Your instructions:
The records below hold pictures; please leave those out and retype the rest exactly.
::::::::
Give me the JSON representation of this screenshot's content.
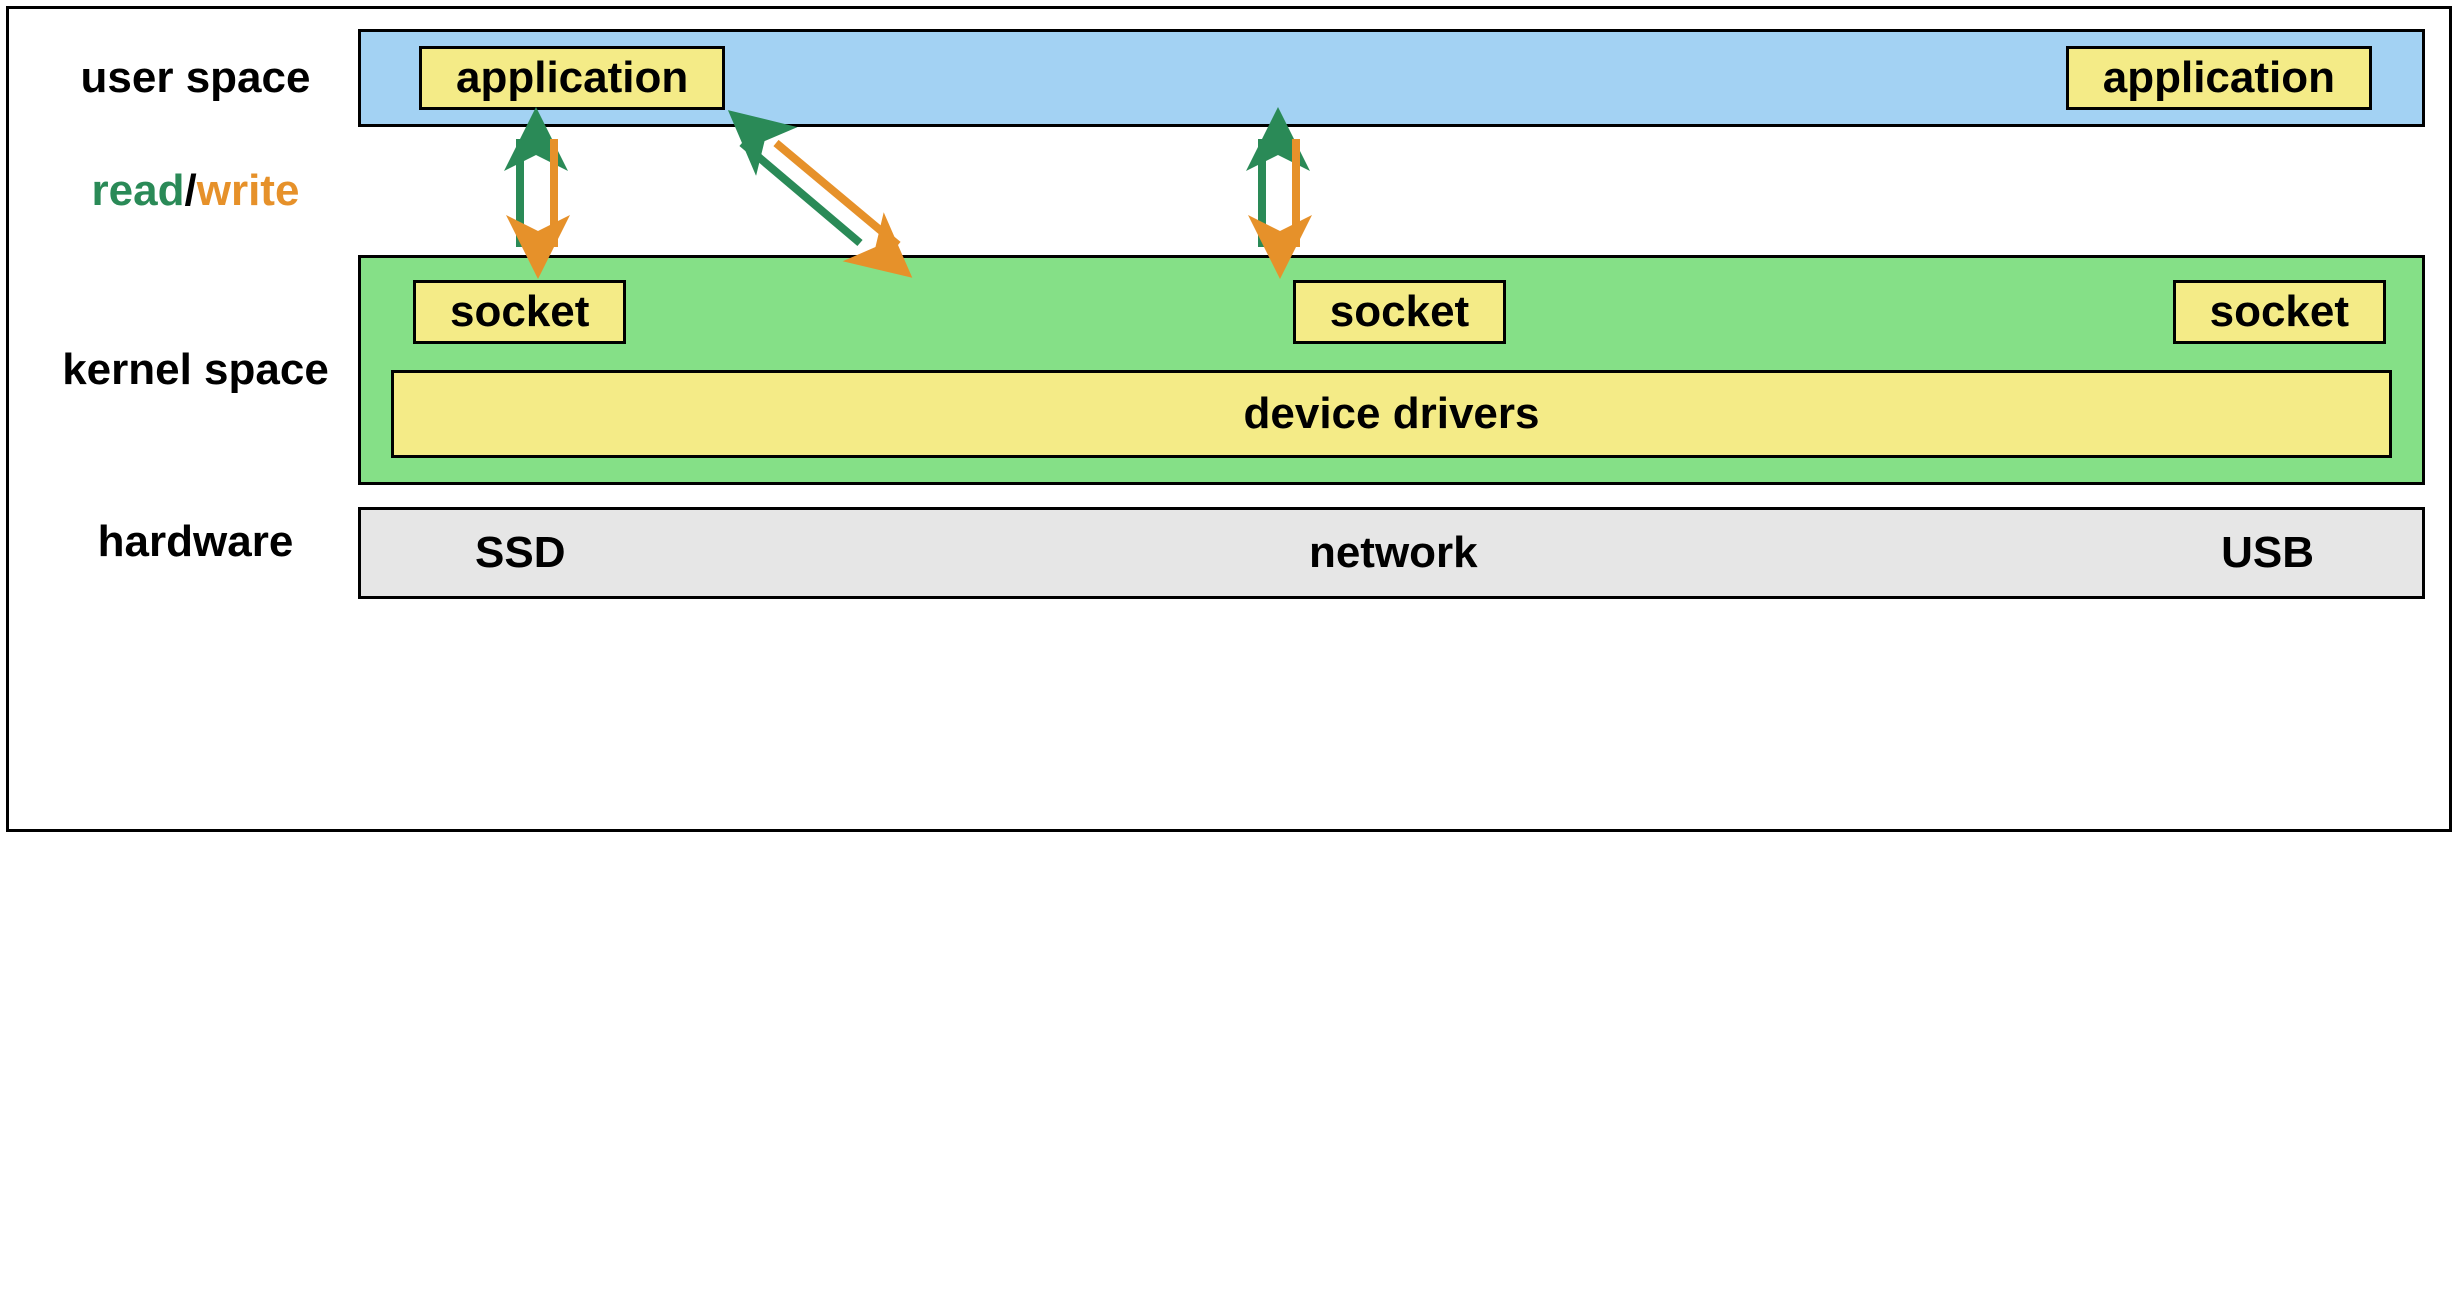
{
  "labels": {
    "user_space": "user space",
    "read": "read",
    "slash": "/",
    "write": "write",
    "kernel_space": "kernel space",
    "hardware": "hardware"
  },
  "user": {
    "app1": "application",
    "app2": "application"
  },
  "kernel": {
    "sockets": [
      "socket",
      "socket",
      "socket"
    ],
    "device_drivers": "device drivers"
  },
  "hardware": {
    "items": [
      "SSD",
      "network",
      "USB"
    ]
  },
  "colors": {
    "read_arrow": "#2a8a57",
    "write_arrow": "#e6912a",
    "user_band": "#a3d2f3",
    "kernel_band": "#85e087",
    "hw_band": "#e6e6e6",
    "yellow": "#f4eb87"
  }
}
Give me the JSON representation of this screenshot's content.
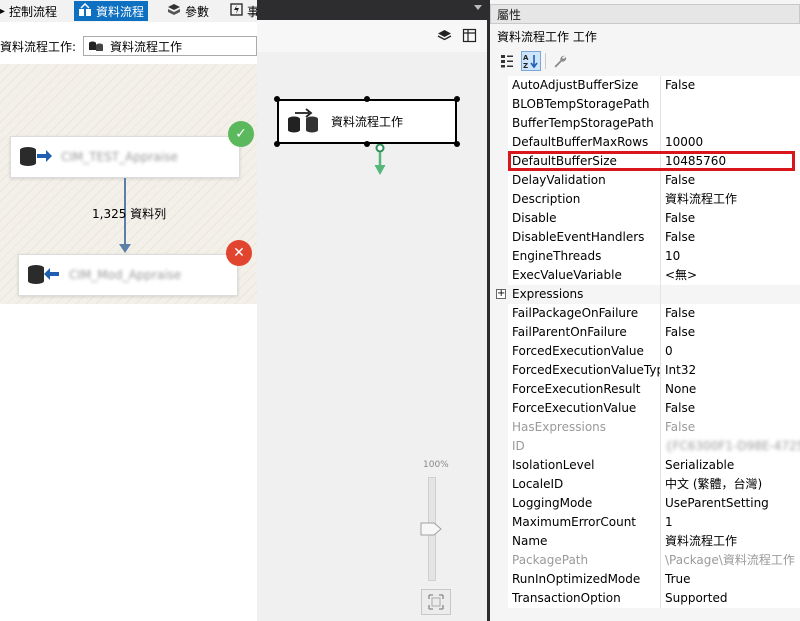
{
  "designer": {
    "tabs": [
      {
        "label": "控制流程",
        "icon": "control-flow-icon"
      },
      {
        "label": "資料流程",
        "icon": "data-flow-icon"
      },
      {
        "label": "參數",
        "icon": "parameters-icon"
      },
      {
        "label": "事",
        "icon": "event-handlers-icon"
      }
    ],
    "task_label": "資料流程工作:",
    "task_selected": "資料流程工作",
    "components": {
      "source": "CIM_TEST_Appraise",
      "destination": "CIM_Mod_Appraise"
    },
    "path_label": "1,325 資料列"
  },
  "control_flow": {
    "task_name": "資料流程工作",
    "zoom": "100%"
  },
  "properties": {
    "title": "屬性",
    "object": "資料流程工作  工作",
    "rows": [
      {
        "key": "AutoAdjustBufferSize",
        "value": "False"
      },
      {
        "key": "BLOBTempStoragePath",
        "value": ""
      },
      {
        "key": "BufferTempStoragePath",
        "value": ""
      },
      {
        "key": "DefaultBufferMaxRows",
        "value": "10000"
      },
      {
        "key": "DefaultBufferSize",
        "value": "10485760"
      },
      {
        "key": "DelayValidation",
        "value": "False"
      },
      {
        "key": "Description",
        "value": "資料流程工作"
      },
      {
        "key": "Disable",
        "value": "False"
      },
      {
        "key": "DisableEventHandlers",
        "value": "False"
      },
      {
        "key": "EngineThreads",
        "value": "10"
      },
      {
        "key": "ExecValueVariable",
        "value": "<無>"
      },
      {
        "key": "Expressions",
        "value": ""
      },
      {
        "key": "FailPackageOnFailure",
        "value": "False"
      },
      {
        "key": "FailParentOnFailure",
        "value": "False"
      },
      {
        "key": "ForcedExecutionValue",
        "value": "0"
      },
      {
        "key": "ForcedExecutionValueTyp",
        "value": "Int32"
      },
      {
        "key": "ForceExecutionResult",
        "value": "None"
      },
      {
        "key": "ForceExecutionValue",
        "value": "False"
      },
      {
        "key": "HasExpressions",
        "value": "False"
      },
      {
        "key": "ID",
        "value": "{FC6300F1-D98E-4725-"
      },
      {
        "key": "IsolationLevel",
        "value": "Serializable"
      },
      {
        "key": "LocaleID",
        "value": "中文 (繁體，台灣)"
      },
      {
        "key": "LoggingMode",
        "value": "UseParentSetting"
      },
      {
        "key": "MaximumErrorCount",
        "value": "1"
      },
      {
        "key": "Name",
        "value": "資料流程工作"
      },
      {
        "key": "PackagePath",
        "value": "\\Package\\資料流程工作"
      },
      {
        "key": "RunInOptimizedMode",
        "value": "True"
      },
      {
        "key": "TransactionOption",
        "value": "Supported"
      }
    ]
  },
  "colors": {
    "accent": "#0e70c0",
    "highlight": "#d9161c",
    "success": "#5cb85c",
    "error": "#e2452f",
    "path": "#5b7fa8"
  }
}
::::::::
The completed task:
Give me the JSON representation of this screenshot's content.
{
  "labels": {
    "user_space": "user space",
    "read": "read",
    "slash": "/",
    "write": "write",
    "kernel_space": "kernel space",
    "hardware": "hardware"
  },
  "user": {
    "app1": "application",
    "app2": "application"
  },
  "kernel": {
    "sockets": [
      "socket",
      "socket",
      "socket"
    ],
    "device_drivers": "device drivers"
  },
  "hardware": {
    "items": [
      "SSD",
      "network",
      "USB"
    ]
  },
  "colors": {
    "read_arrow": "#2a8a57",
    "write_arrow": "#e6912a",
    "user_band": "#a3d2f3",
    "kernel_band": "#85e087",
    "hw_band": "#e6e6e6",
    "yellow": "#f4eb87"
  }
}
Give me the JSON representation of this screenshot's content.
{
  "designer": {
    "tabs": [
      {
        "label": "控制流程",
        "icon": "control-flow-icon"
      },
      {
        "label": "資料流程",
        "icon": "data-flow-icon"
      },
      {
        "label": "參數",
        "icon": "parameters-icon"
      },
      {
        "label": "事",
        "icon": "event-handlers-icon"
      }
    ],
    "task_label": "資料流程工作:",
    "task_selected": "資料流程工作",
    "components": {
      "source": "CIM_TEST_Appraise",
      "destination": "CIM_Mod_Appraise"
    },
    "path_label": "1,325 資料列"
  },
  "control_flow": {
    "task_name": "資料流程工作",
    "zoom": "100%"
  },
  "properties": {
    "title": "屬性",
    "object": "資料流程工作  工作",
    "rows": [
      {
        "key": "AutoAdjustBufferSize",
        "value": "False"
      },
      {
        "key": "BLOBTempStoragePath",
        "value": ""
      },
      {
        "key": "BufferTempStoragePath",
        "value": ""
      },
      {
        "key": "DefaultBufferMaxRows",
        "value": "10000"
      },
      {
        "key": "DefaultBufferSize",
        "value": "10485760"
      },
      {
        "key": "DelayValidation",
        "value": "False"
      },
      {
        "key": "Description",
        "value": "資料流程工作"
      },
      {
        "key": "Disable",
        "value": "False"
      },
      {
        "key": "DisableEventHandlers",
        "value": "False"
      },
      {
        "key": "EngineThreads",
        "value": "10"
      },
      {
        "key": "ExecValueVariable",
        "value": "<無>"
      },
      {
        "key": "Expressions",
        "value": ""
      },
      {
        "key": "FailPackageOnFailure",
        "value": "False"
      },
      {
        "key": "FailParentOnFailure",
        "value": "False"
      },
      {
        "key": "ForcedExecutionValue",
        "value": "0"
      },
      {
        "key": "ForcedExecutionValueTyp",
        "value": "Int32"
      },
      {
        "key": "ForceExecutionResult",
        "value": "None"
      },
      {
        "key": "ForceExecutionValue",
        "value": "False"
      },
      {
        "key": "HasExpressions",
        "value": "False"
      },
      {
        "key": "ID",
        "value": "{FC6300F1-D98E-4725-"
      },
      {
        "key": "IsolationLevel",
        "value": "Serializable"
      },
      {
        "key": "LocaleID",
        "value": "中文 (繁體，台灣)"
      },
      {
        "key": "LoggingMode",
        "value": "UseParentSetting"
      },
      {
        "key": "MaximumErrorCount",
        "value": "1"
      },
      {
        "key": "Name",
        "value": "資料流程工作"
      },
      {
        "key": "PackagePath",
        "value": "\\Package\\資料流程工作"
      },
      {
        "key": "RunInOptimizedMode",
        "value": "True"
      },
      {
        "key": "TransactionOption",
        "value": "Supported"
      }
    ]
  },
  "colors": {
    "accent": "#0e70c0",
    "highlight": "#d9161c",
    "success": "#5cb85c",
    "error": "#e2452f",
    "path": "#5b7fa8"
  }
}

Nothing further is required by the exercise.